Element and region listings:
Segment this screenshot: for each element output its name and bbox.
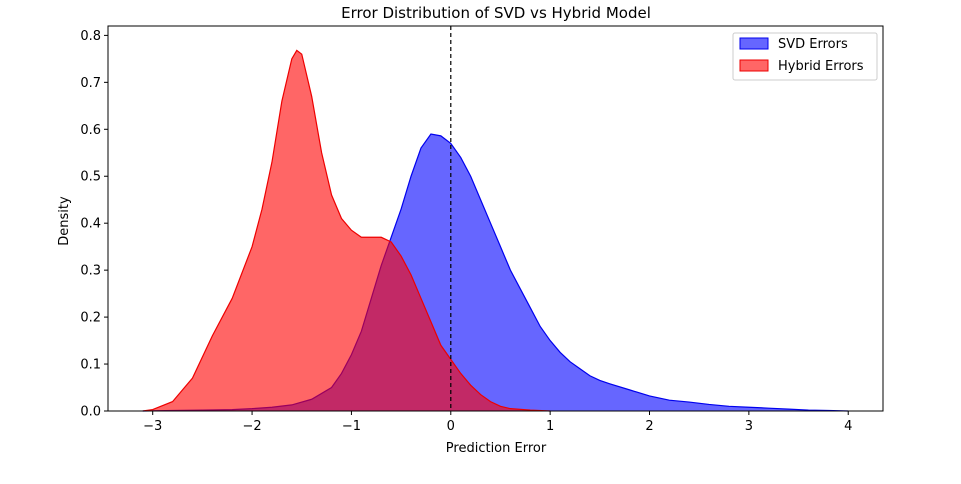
series-area-1: [142, 50, 551, 411]
y-tick-label: 0.0: [80, 405, 101, 420]
y-tick-label: 0.8: [80, 29, 101, 44]
x-tick-label: 3: [745, 419, 753, 434]
y-axis: 0.0 0.1 0.2 0.3 0.4 0.5 0.6 0.7 0.8: [80, 29, 108, 420]
series-line-1: [142, 49, 551, 412]
series-area-0: [142, 133, 849, 412]
plot-frame: [107, 25, 884, 412]
x-tick-label: −1: [342, 419, 361, 434]
x-tick-label: 4: [844, 419, 852, 434]
y-tick-label: 0.2: [80, 311, 101, 326]
chart-title: Error Distribution of SVD vs Hybrid Mode…: [341, 4, 651, 22]
legend-swatch-0: [739, 37, 769, 50]
legend-swatch-1: [739, 59, 769, 72]
y-tick-label: 0.1: [80, 358, 101, 373]
legend-label-1: Hybrid Errors: [778, 59, 864, 74]
x-tick-label: −3: [143, 419, 162, 434]
x-tick-label: 2: [645, 419, 653, 434]
x-tick-label: −2: [242, 419, 261, 434]
legend-box: [732, 32, 878, 81]
y-tick-label: 0.5: [80, 170, 101, 185]
x-axis-label: Prediction Error: [446, 441, 547, 456]
y-axis-label: Density: [57, 196, 72, 246]
x-tick-label: 0: [447, 419, 455, 434]
y-tick-label: 0.6: [80, 123, 101, 138]
legend-label-0: SVD Errors: [778, 37, 848, 52]
series-layer: [142, 49, 849, 412]
x-tick-label: 1: [546, 419, 554, 434]
y-tick-label: 0.3: [80, 264, 101, 279]
y-tick-label: 0.4: [80, 217, 101, 232]
legend: SVD Errors Hybrid Errors: [732, 32, 878, 81]
y-tick-label: 0.7: [80, 76, 101, 91]
x-axis: −3 −2 −1 0 1 2 3 4: [143, 411, 852, 434]
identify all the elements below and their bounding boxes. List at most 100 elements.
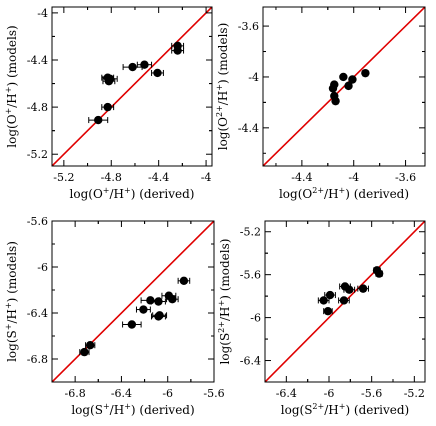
data-point bbox=[323, 306, 333, 316]
data-point bbox=[331, 96, 340, 106]
y-label: log(S+/H+) (models) bbox=[4, 241, 19, 362]
y-label: log(O2+/H+) (models) bbox=[215, 23, 230, 151]
x-tick-label: -5.2 bbox=[53, 171, 74, 184]
data-point bbox=[345, 285, 354, 294]
x-label-tail: ) (derived) bbox=[345, 187, 409, 201]
y-label-sup2: + bbox=[217, 300, 226, 307]
y-tick-label: -4 bbox=[37, 7, 48, 20]
x-label-sup: 2+ bbox=[312, 186, 324, 195]
x-tick-label: -5.2 bbox=[404, 387, 425, 400]
y-label: log(S2+/H+) (models) bbox=[217, 239, 232, 365]
y-label-sup2: + bbox=[4, 302, 13, 309]
y-tick-label: -5.6 bbox=[240, 269, 261, 282]
y-label-sup2: + bbox=[4, 87, 13, 94]
data-point bbox=[127, 320, 137, 329]
x-tick-label: -4.8 bbox=[101, 171, 122, 184]
x-tick-label: -6.8 bbox=[65, 387, 86, 400]
data-point bbox=[103, 102, 112, 112]
data-point bbox=[173, 46, 182, 55]
x-label-tail: ) (derived) bbox=[345, 403, 409, 417]
x-label: log(S2+/H+) (derived) bbox=[281, 402, 409, 417]
x-label-rest: /H bbox=[109, 187, 124, 201]
data-point bbox=[328, 84, 338, 93]
plot-frame bbox=[51, 220, 215, 383]
x-label: log(O+/H+) (derived) bbox=[70, 186, 195, 201]
x-tick-label: -6.4 bbox=[111, 387, 132, 400]
x-label-sup: + bbox=[103, 186, 110, 195]
data-point bbox=[85, 341, 95, 350]
x-tick-label: -4 bbox=[348, 171, 359, 184]
y-label-main: log(S bbox=[5, 330, 19, 362]
x-label-main: log(O bbox=[70, 187, 103, 201]
y-tick-label: -6.4 bbox=[27, 307, 48, 320]
data-point bbox=[358, 284, 368, 293]
y-label-rest: /H bbox=[5, 309, 19, 324]
x-label-sup2: + bbox=[339, 186, 346, 195]
x-tick-label: -4 bbox=[201, 171, 212, 184]
y-tick-label: -4.8 bbox=[27, 101, 48, 114]
y-label-sup2: + bbox=[215, 84, 224, 91]
x-label-sup2: + bbox=[124, 402, 131, 411]
y-tick-label: -6 bbox=[37, 261, 48, 274]
data-point bbox=[94, 115, 103, 125]
y-tick-label: -5.2 bbox=[27, 148, 48, 161]
data-point bbox=[168, 295, 177, 304]
data-point bbox=[348, 75, 357, 84]
y-label-sup: 2+ bbox=[217, 321, 226, 333]
data-point bbox=[339, 296, 349, 305]
x-label-rest: /H bbox=[324, 403, 339, 417]
x-label-rest: /H bbox=[324, 187, 339, 201]
x-label-tail: ) (derived) bbox=[131, 403, 195, 417]
identity-line bbox=[52, 221, 214, 382]
data-point bbox=[339, 72, 348, 82]
y-label-sup: + bbox=[4, 324, 13, 331]
y-tick-label: -6.8 bbox=[27, 353, 48, 366]
x-tick-label: -6 bbox=[162, 387, 173, 400]
x-tick-label: -5.6 bbox=[361, 387, 382, 400]
data-point bbox=[154, 297, 163, 306]
data-point bbox=[139, 305, 148, 314]
x-label-main: log(S bbox=[281, 403, 313, 417]
plot-frame bbox=[51, 6, 213, 167]
data-point bbox=[179, 276, 189, 285]
y-tick-label: -5.2 bbox=[240, 226, 261, 239]
x-label-sup: 2+ bbox=[312, 402, 324, 411]
y-label-rest: /H bbox=[216, 91, 230, 106]
y-label-main: log(O bbox=[216, 117, 230, 150]
x-label: log(O2+/H+) (derived) bbox=[279, 186, 409, 201]
x-tick-label: -4.4 bbox=[291, 171, 312, 184]
y-label-tail: ) (models) bbox=[216, 23, 230, 84]
y-label-sup: 2+ bbox=[215, 105, 224, 117]
data-point bbox=[344, 81, 353, 91]
x-tick-label: -4.4 bbox=[148, 171, 169, 184]
data-point bbox=[361, 68, 370, 78]
y-label-main: log(S bbox=[218, 333, 232, 365]
y-label-main: log(O bbox=[5, 114, 19, 147]
x-tick-label: -6.4 bbox=[276, 387, 297, 400]
identity-line bbox=[52, 7, 212, 166]
x-label-main: log(O bbox=[279, 187, 312, 201]
data-point bbox=[325, 290, 335, 300]
y-label: log(O+/H+) (models) bbox=[4, 25, 19, 147]
plot-frame bbox=[264, 220, 426, 383]
plot-frame bbox=[262, 6, 426, 167]
y-tick-label: -4.4 bbox=[27, 54, 48, 67]
x-label-rest: /H bbox=[110, 403, 125, 417]
y-tick-label: -6 bbox=[250, 312, 261, 325]
y-label-tail: ) (models) bbox=[5, 25, 19, 86]
data-point bbox=[153, 68, 162, 78]
y-tick-label: -6.4 bbox=[240, 355, 261, 368]
data-point bbox=[374, 269, 384, 278]
data-point bbox=[319, 296, 328, 305]
y-tick-label: -4.4 bbox=[238, 122, 259, 135]
y-tick-label: -4 bbox=[248, 71, 259, 84]
data-point bbox=[104, 77, 114, 86]
x-label-sup: + bbox=[103, 402, 110, 411]
data-point bbox=[146, 296, 155, 305]
y-label-sup: + bbox=[4, 108, 13, 115]
x-label-main: log(S bbox=[71, 403, 103, 417]
x-label-sup2: + bbox=[339, 402, 346, 411]
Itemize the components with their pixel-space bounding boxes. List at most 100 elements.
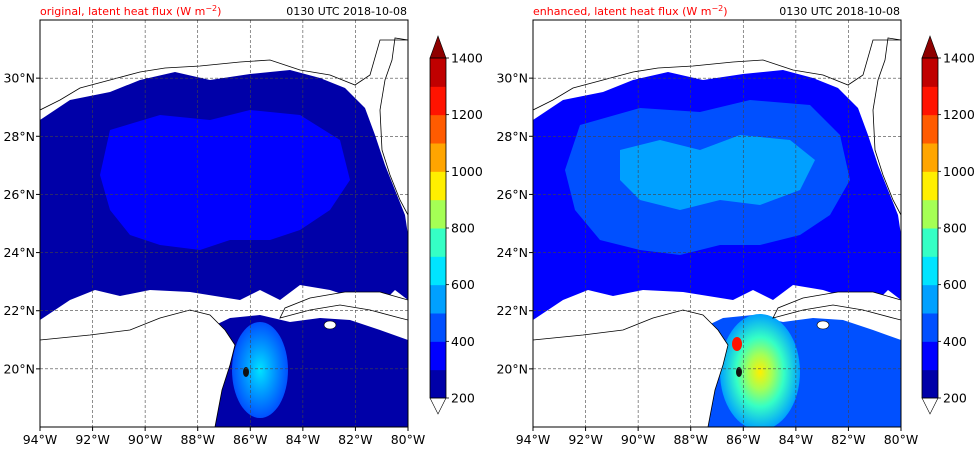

▶ TASK DETAILS
Copy every record above word for word, leaving out the pictures.

▶ OUTPUT FOR THIS TASK
Segment this screenshot: for each element output its name and bbox.
series-area-1: [142, 50, 551, 411]
y-tick-label: 0.0: [80, 405, 101, 420]
y-tick-label: 0.8: [80, 29, 101, 44]
x-tick-label: 3: [745, 419, 753, 434]
y-axis: 0.0 0.1 0.2 0.3 0.4 0.5 0.6 0.7 0.8: [80, 29, 108, 420]
series-line-1: [142, 49, 551, 412]
series-area-0: [142, 133, 849, 412]
plot-frame: [107, 25, 884, 412]
x-tick-label: −1: [342, 419, 361, 434]
x-tick-label: 4: [844, 419, 852, 434]
y-tick-label: 0.2: [80, 311, 101, 326]
chart-title: Error Distribution of SVD vs Hybrid Mode…: [341, 4, 651, 22]
legend-swatch-0: [739, 37, 769, 50]
legend-swatch-1: [739, 59, 769, 72]
y-tick-label: 0.1: [80, 358, 101, 373]
legend-label-1: Hybrid Errors: [778, 59, 864, 74]
x-tick-label: −3: [143, 419, 162, 434]
x-tick-label: 2: [645, 419, 653, 434]
x-tick-label: −2: [242, 419, 261, 434]
legend-box: [732, 32, 878, 81]
y-tick-label: 0.5: [80, 170, 101, 185]
x-axis-label: Prediction Error: [446, 441, 547, 456]
y-axis-label: Density: [57, 196, 72, 246]
x-tick-label: 0: [447, 419, 455, 434]
y-tick-label: 0.6: [80, 123, 101, 138]
legend-label-0: SVD Errors: [778, 37, 848, 52]
series-layer: [142, 49, 849, 412]
x-tick-label: 1: [546, 419, 554, 434]
y-tick-label: 0.3: [80, 264, 101, 279]
y-tick-label: 0.4: [80, 217, 101, 232]
legend: SVD Errors Hybrid Errors: [732, 32, 878, 81]
y-tick-label: 0.7: [80, 76, 101, 91]
x-axis: −3 −2 −1 0 1 2 3 4: [143, 411, 852, 434]
identify all the elements below and their bounding boxes. List at most 100 elements.
data-point bbox=[323, 306, 333, 316]
data-point bbox=[331, 96, 340, 106]
y-label: log(S+/H+) (models) bbox=[4, 241, 19, 362]
y-label: log(O2+/H+) (models) bbox=[215, 23, 230, 151]
x-tick-label: -5.2 bbox=[53, 171, 74, 184]
data-point bbox=[345, 285, 354, 294]
x-label-tail: ) (derived) bbox=[345, 187, 409, 201]
y-label-sup2: + bbox=[217, 300, 226, 307]
y-tick-label: -4 bbox=[37, 7, 48, 20]
x-label-sup: 2+ bbox=[312, 186, 324, 195]
x-tick-label: -5.2 bbox=[404, 387, 425, 400]
y-label: log(S2+/H+) (models) bbox=[217, 239, 232, 365]
y-label-sup2: + bbox=[4, 302, 13, 309]
y-tick-label: -5.6 bbox=[240, 269, 261, 282]
y-label-sup2: + bbox=[4, 87, 13, 94]
data-point bbox=[127, 320, 137, 329]
x-tick-label: -4.8 bbox=[101, 171, 122, 184]
x-tick-label: -6.8 bbox=[65, 387, 86, 400]
data-point bbox=[103, 102, 112, 112]
data-point bbox=[173, 46, 182, 55]
x-label-tail: ) (derived) bbox=[345, 403, 409, 417]
x-label: log(S2+/H+) (derived) bbox=[281, 402, 409, 417]
x-label-rest: /H bbox=[109, 187, 124, 201]
data-point bbox=[328, 84, 338, 93]
plot-frame bbox=[51, 220, 215, 383]
x-label: log(O+/H+) (derived) bbox=[70, 186, 195, 201]
x-tick-label: -6.4 bbox=[111, 387, 132, 400]
x-label-sup: + bbox=[103, 186, 110, 195]
data-point bbox=[85, 341, 95, 350]
x-tick-label: -4 bbox=[348, 171, 359, 184]
y-label-main: log(S bbox=[5, 330, 19, 362]
x-label-main: log(O bbox=[70, 187, 103, 201]
y-tick-label: -6.4 bbox=[27, 307, 48, 320]
data-point bbox=[358, 284, 368, 293]
y-label-rest: /H bbox=[5, 309, 19, 324]
x-label-sup2: + bbox=[339, 186, 346, 195]
x-tick-label: -4 bbox=[201, 171, 212, 184]
y-tick-label: -4.8 bbox=[27, 101, 48, 114]
y-label-sup2: + bbox=[215, 84, 224, 91]
x-label-sup2: + bbox=[124, 402, 131, 411]
y-tick-label: -6 bbox=[37, 261, 48, 274]
data-point bbox=[94, 115, 103, 125]
y-tick-label: -5.2 bbox=[27, 148, 48, 161]
data-point bbox=[168, 295, 177, 304]
data-point bbox=[348, 75, 357, 84]
y-label-sup: 2+ bbox=[217, 321, 226, 333]
data-point bbox=[339, 296, 349, 305]
x-label-rest: /H bbox=[324, 403, 339, 417]
x-label-rest: /H bbox=[324, 187, 339, 201]
x-label-tail: ) (derived) bbox=[131, 403, 195, 417]
identity-line bbox=[52, 221, 214, 382]
data-point bbox=[339, 72, 348, 82]
y-label-sup: + bbox=[4, 324, 13, 331]
y-tick-label: -6.8 bbox=[27, 353, 48, 366]
x-tick-label: -6 bbox=[162, 387, 173, 400]
x-tick-label: -5.6 bbox=[361, 387, 382, 400]
data-point bbox=[154, 297, 163, 306]
data-point bbox=[139, 305, 148, 314]
x-label-main: log(S bbox=[281, 403, 313, 417]
plot-frame bbox=[51, 6, 213, 167]
data-point bbox=[179, 276, 189, 285]
y-tick-label: -5.2 bbox=[240, 226, 261, 239]
x-label-sup: 2+ bbox=[312, 402, 324, 411]
y-label-rest: /H bbox=[216, 91, 230, 106]
y-label-main: log(O bbox=[216, 117, 230, 150]
x-label: log(O2+/H+) (derived) bbox=[279, 186, 409, 201]
x-tick-label: -4.4 bbox=[291, 171, 312, 184]
y-label-tail: ) (models) bbox=[216, 23, 230, 84]
y-label-sup: 2+ bbox=[215, 105, 224, 117]
data-point bbox=[344, 81, 353, 91]
x-tick-label: -4.4 bbox=[148, 171, 169, 184]
data-point bbox=[361, 68, 370, 78]
y-label-main: log(S bbox=[218, 333, 232, 365]
y-label-main: log(O bbox=[5, 114, 19, 147]
x-tick-label: -6.4 bbox=[276, 387, 297, 400]
identity-line bbox=[52, 7, 212, 166]
x-label-main: log(O bbox=[279, 187, 312, 201]
data-point bbox=[325, 290, 335, 300]
y-label: log(O+/H+) (models) bbox=[4, 25, 19, 147]
plot-frame bbox=[264, 220, 426, 383]
plot-frame bbox=[262, 6, 426, 167]
y-tick-label: -4.4 bbox=[27, 54, 48, 67]
x-label-rest: /H bbox=[110, 403, 125, 417]
y-tick-label: -6 bbox=[250, 312, 261, 325]
y-label-tail: ) (models) bbox=[5, 25, 19, 86]
data-point bbox=[153, 68, 162, 78]
y-tick-label: -6.4 bbox=[240, 355, 261, 368]
data-point bbox=[374, 269, 384, 278]
data-point bbox=[319, 296, 328, 305]
y-tick-label: -4.4 bbox=[238, 122, 259, 135]
y-tick-label: -4 bbox=[248, 71, 259, 84]
data-point bbox=[104, 77, 114, 86]
x-label-sup: + bbox=[103, 402, 110, 411]
data-point bbox=[146, 296, 155, 305]
y-label-sup: + bbox=[4, 108, 13, 115]
x-label-main: log(S bbox=[71, 403, 103, 417]
x-label-sup2: + bbox=[339, 402, 346, 411]
Itemize the components with their pixel-space bounding boxes. List at most 100 elements.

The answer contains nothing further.